== Task details ==
Read the lines below and count those that have the word "cạnh". Respond with the number only.
-------- Task inputs
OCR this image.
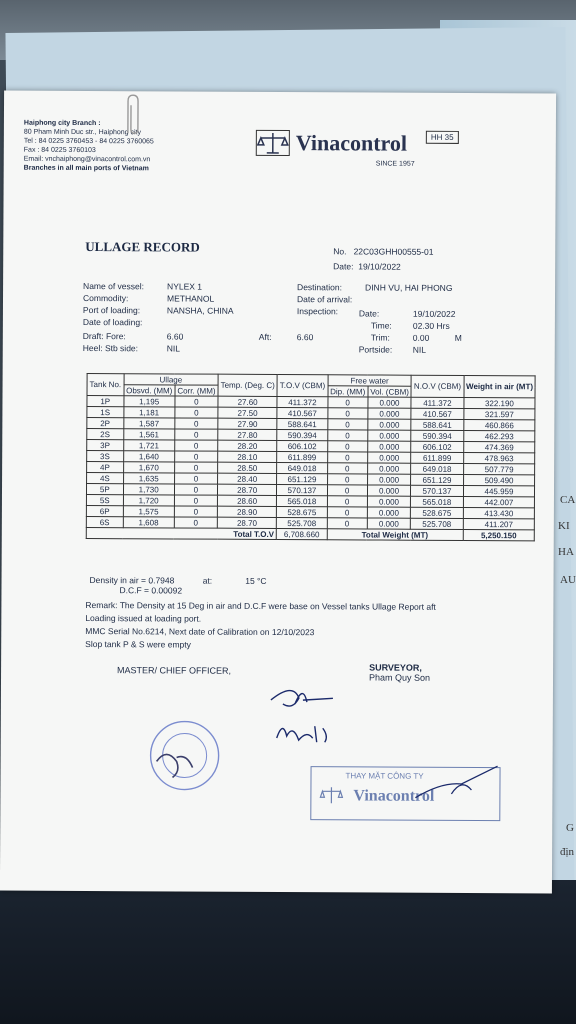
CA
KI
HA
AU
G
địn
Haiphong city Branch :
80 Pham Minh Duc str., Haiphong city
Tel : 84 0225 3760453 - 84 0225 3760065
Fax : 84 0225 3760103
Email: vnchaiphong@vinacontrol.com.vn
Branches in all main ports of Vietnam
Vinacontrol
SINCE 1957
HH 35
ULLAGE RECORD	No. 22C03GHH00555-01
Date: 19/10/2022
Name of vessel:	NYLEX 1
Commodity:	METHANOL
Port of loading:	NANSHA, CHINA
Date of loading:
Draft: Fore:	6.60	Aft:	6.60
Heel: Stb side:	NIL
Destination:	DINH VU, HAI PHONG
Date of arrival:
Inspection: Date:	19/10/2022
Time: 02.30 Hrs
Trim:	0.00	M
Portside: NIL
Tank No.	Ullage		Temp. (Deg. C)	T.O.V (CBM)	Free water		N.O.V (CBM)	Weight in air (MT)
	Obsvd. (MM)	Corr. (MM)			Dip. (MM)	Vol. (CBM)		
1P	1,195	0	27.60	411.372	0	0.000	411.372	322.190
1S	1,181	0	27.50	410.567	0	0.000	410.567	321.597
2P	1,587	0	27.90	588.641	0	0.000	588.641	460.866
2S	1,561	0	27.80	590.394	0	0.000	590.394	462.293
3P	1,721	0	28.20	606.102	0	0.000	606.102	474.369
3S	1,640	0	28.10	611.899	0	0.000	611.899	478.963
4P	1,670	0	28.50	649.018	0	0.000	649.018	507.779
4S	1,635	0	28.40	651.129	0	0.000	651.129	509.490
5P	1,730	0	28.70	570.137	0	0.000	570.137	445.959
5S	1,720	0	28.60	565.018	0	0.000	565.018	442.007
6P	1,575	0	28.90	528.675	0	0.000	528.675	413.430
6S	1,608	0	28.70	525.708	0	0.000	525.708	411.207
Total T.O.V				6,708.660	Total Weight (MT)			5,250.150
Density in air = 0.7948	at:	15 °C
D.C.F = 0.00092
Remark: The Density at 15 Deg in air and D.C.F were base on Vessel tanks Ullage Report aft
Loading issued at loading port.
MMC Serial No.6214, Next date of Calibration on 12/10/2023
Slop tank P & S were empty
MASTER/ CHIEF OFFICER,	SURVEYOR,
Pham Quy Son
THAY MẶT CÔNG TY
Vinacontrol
----------------
-------- Task inputs
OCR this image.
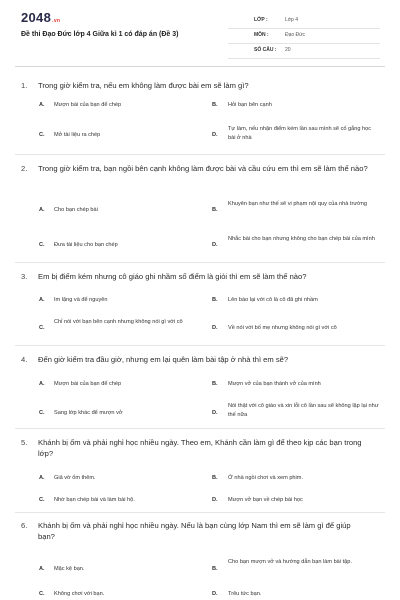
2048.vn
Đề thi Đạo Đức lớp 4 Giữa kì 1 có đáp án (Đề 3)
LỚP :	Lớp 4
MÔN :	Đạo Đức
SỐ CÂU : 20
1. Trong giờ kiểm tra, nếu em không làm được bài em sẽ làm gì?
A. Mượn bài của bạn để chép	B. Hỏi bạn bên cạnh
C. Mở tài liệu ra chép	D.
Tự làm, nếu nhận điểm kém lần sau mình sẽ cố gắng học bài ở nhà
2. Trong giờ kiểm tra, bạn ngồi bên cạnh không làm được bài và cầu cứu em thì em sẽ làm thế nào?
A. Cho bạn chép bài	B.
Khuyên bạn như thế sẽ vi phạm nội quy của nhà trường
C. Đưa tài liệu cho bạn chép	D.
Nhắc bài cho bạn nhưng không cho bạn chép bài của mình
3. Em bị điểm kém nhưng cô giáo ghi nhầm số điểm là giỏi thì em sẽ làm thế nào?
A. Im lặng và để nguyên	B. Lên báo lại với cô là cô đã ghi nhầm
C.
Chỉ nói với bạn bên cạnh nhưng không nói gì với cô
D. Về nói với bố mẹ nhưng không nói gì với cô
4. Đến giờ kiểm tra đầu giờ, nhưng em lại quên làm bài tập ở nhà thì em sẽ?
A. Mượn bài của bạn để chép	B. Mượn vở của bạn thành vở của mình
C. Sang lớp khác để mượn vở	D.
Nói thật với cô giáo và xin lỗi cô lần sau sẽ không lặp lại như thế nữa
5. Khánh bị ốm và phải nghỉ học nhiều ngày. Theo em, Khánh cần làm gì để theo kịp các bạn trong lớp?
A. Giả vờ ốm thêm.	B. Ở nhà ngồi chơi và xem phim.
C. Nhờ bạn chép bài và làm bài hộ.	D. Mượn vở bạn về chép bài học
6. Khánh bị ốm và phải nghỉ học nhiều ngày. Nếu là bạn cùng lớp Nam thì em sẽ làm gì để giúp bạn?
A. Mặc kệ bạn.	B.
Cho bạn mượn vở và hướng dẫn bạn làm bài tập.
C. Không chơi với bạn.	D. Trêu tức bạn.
----------------
== Complete output ==
3